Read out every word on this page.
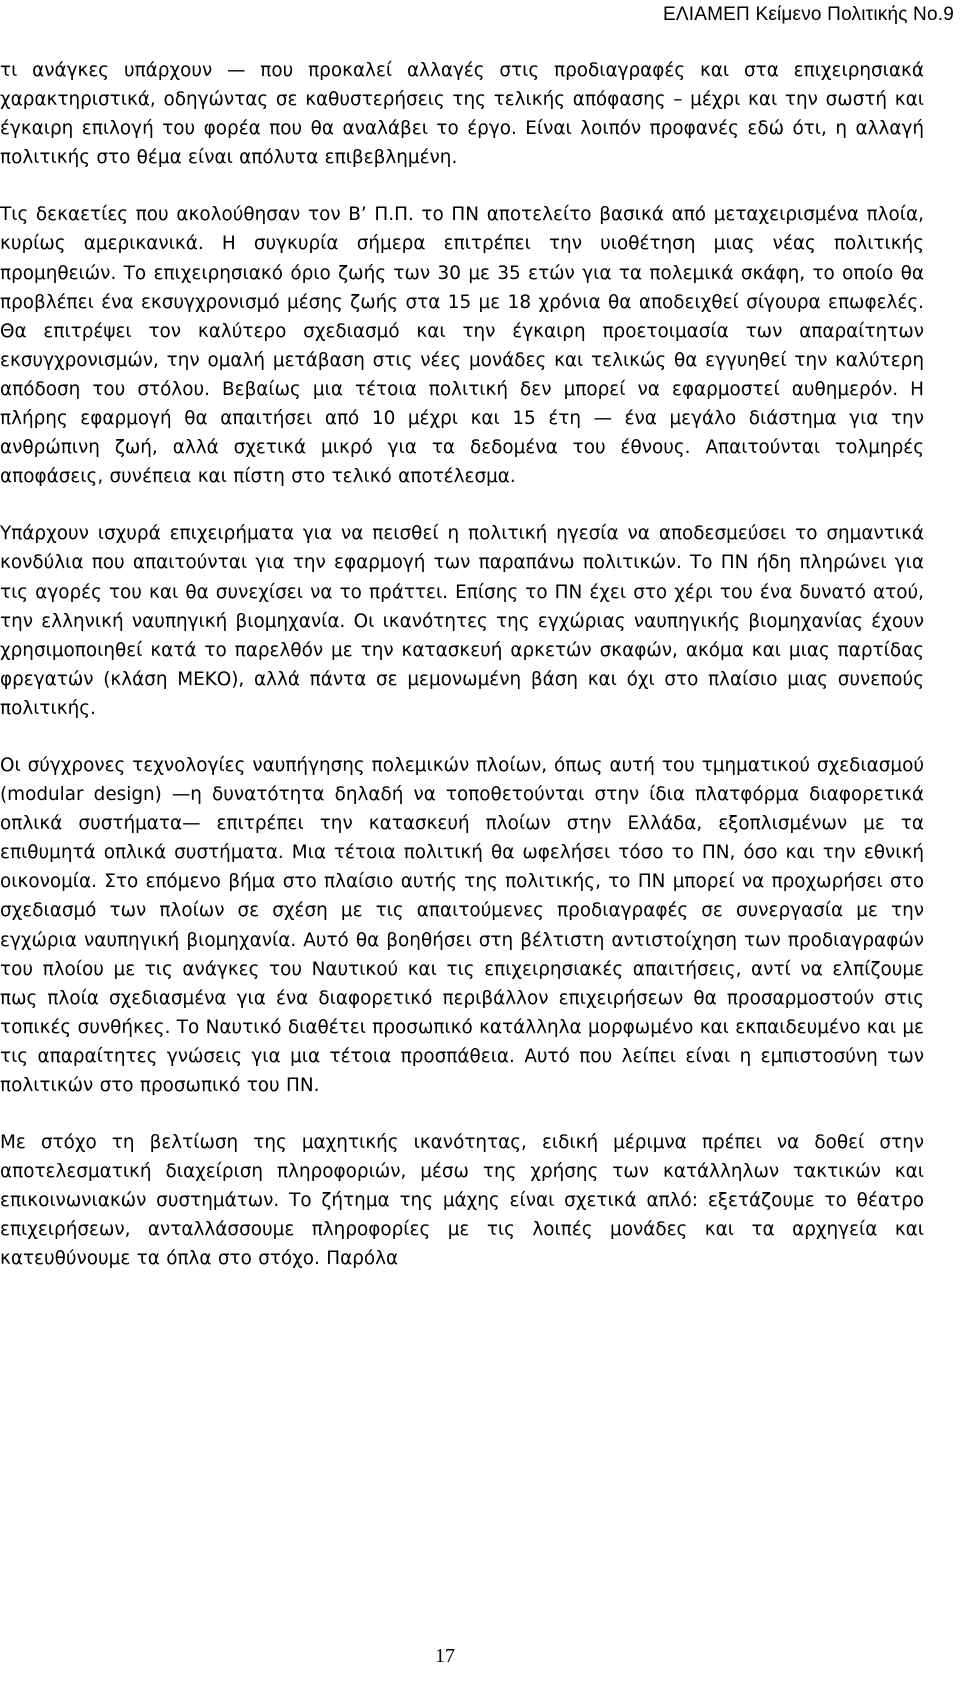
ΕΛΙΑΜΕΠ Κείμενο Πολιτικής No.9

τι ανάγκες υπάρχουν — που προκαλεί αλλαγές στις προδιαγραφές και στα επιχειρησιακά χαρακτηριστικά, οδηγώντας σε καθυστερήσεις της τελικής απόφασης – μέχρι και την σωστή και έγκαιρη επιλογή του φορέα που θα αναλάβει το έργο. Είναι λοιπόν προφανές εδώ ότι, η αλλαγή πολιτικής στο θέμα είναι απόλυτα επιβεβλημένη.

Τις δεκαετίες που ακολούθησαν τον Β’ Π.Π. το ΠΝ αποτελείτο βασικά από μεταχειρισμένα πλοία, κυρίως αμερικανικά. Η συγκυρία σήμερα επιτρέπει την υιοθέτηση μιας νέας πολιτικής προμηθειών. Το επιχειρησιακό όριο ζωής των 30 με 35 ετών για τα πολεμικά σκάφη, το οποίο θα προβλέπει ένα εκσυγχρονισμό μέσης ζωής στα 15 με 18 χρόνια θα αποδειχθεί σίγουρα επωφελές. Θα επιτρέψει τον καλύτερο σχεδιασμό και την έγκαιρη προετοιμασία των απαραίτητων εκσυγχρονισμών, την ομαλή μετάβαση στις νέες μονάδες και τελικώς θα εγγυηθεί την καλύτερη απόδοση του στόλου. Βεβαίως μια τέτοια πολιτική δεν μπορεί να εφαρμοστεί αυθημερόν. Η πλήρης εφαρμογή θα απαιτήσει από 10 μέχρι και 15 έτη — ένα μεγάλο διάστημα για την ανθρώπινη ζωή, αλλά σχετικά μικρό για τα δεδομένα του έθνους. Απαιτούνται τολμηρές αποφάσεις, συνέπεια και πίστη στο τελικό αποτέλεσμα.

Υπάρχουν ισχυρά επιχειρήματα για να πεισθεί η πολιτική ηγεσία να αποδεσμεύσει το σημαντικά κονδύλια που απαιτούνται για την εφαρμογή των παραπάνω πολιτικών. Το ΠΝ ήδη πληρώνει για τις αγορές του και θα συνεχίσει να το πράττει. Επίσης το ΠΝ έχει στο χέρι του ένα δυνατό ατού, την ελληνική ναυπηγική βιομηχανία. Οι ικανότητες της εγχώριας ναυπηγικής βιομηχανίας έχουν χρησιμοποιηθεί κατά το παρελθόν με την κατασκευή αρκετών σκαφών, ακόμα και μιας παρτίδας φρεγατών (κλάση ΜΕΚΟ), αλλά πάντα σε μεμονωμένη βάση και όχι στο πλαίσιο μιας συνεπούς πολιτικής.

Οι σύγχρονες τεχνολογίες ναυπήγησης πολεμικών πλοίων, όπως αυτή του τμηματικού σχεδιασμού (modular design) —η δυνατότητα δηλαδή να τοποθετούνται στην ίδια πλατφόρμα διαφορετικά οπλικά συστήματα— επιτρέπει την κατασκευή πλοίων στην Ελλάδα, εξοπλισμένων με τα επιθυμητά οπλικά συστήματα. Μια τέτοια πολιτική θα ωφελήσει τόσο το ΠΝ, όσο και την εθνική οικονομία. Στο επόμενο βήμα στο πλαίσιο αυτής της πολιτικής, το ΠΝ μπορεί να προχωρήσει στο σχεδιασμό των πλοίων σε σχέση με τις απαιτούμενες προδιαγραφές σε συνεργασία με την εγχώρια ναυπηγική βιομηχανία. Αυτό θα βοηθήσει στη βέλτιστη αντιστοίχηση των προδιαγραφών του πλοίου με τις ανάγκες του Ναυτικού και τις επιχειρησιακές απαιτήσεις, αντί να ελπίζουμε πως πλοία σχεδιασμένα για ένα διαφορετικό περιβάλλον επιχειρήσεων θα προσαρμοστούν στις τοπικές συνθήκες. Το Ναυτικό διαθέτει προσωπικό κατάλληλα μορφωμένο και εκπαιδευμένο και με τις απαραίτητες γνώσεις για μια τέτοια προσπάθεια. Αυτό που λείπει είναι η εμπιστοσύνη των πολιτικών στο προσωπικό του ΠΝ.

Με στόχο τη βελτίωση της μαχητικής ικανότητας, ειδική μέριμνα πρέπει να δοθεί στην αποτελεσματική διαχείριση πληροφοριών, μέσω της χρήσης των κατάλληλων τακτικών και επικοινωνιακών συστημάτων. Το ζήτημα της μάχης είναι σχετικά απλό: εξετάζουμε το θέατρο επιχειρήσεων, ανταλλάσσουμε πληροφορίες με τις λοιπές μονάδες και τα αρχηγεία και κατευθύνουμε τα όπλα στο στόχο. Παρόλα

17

══════════════════════════════

- _Objective_: Omit the images and transcribe all of the records above word for word.

- _Answer to this exercise_:
Read out every word on this page.
ΕΛΙΑΜΕΠ Κείμενο Πολιτικής No.9

τι ανάγκες υπάρχουν — που προκαλεί αλλαγές στις προδιαγραφές και στα επιχειρησιακά χαρακτηριστικά, οδηγώντας σε καθυστερήσεις της τελικής απόφασης – μέχρι και την σωστή και έγκαιρη επιλογή του φορέα που θα αναλάβει το έργο. Είναι λοιπόν προφανές εδώ ότι, η αλλαγή πολιτικής στο θέμα είναι απόλυτα επιβεβλημένη.

Τις δεκαετίες που ακολούθησαν τον Β’ Π.Π. το ΠΝ αποτελείτο βασικά από μεταχειρισμένα πλοία, κυρίως αμερικανικά. Η συγκυρία σήμερα επιτρέπει την υιοθέτηση μιας νέας πολιτικής προμηθειών. Το επιχειρησιακό όριο ζωής των 30 με 35 ετών για τα πολεμικά σκάφη, το οποίο θα προβλέπει ένα εκσυγχρονισμό μέσης ζωής στα 15 με 18 χρόνια θα αποδειχθεί σίγουρα επωφελές. Θα επιτρέψει τον καλύτερο σχεδιασμό και την έγκαιρη προετοιμασία των απαραίτητων εκσυγχρονισμών, την ομαλή μετάβαση στις νέες μονάδες και τελικώς θα εγγυηθεί την καλύτερη απόδοση του στόλου. Βεβαίως μια τέτοια πολιτική δεν μπορεί να εφαρμοστεί αυθημερόν. Η πλήρης εφαρμογή θα απαιτήσει από 10 μέχρι και 15 έτη — ένα μεγάλο διάστημα για την ανθρώπινη ζωή, αλλά σχετικά μικρό για τα δεδομένα του έθνους. Απαιτούνται τολμηρές αποφάσεις, συνέπεια και πίστη στο τελικό αποτέλεσμα.

Υπάρχουν ισχυρά επιχειρήματα για να πεισθεί η πολιτική ηγεσία να αποδεσμεύσει το σημαντικά κονδύλια που απαιτούνται για την εφαρμογή των παραπάνω πολιτικών. Το ΠΝ ήδη πληρώνει για τις αγορές του και θα συνεχίσει να το πράττει. Επίσης το ΠΝ έχει στο χέρι του ένα δυνατό ατού, την ελληνική ναυπηγική βιομηχανία. Οι ικανότητες της εγχώριας ναυπηγικής βιομηχανίας έχουν χρησιμοποιηθεί κατά το παρελθόν με την κατασκευή αρκετών σκαφών, ακόμα και μιας παρτίδας φρεγατών (κλάση ΜΕΚΟ), αλλά πάντα σε μεμονωμένη βάση και όχι στο πλαίσιο μιας συνεπούς πολιτικής.

Οι σύγχρονες τεχνολογίες ναυπήγησης πολεμικών πλοίων, όπως αυτή του τμηματικού σχεδιασμού (modular design) —η δυνατότητα δηλαδή να τοποθετούνται στην ίδια πλατφόρμα διαφορετικά οπλικά συστήματα— επιτρέπει την κατασκευή πλοίων στην Ελλάδα, εξοπλισμένων με τα επιθυμητά οπλικά συστήματα. Μια τέτοια πολιτική θα ωφελήσει τόσο το ΠΝ, όσο και την εθνική οικονομία. Στο επόμενο βήμα στο πλαίσιο αυτής της πολιτικής, το ΠΝ μπορεί να προχωρήσει στο σχεδιασμό των πλοίων σε σχέση με τις απαιτούμενες προδιαγραφές σε συνεργασία με την εγχώρια ναυπηγική βιομηχανία. Αυτό θα βοηθήσει στη βέλτιστη αντιστοίχηση των προδιαγραφών του πλοίου με τις ανάγκες του Ναυτικού και τις επιχειρησιακές απαιτήσεις, αντί να ελπίζουμε πως πλοία σχεδιασμένα για ένα διαφορετικό περιβάλλον επιχειρήσεων θα προσαρμοστούν στις τοπικές συνθήκες. Το Ναυτικό διαθέτει προσωπικό κατάλληλα μορφωμένο και εκπαιδευμένο και με τις απαραίτητες γνώσεις για μια τέτοια προσπάθεια. Αυτό που λείπει είναι η εμπιστοσύνη των πολιτικών στο προσωπικό του ΠΝ.

Με στόχο τη βελτίωση της μαχητικής ικανότητας, ειδική μέριμνα πρέπει να δοθεί στην αποτελεσματική διαχείριση πληροφοριών, μέσω της χρήσης των κατάλληλων τακτικών και επικοινωνιακών συστημάτων. Το ζήτημα της μάχης είναι σχετικά απλό: εξετάζουμε το θέατρο επιχειρήσεων, ανταλλάσσουμε πληροφορίες με τις λοιπές μονάδες και τα αρχηγεία και κατευθύνουμε τα όπλα στο στόχο. Παρόλα

17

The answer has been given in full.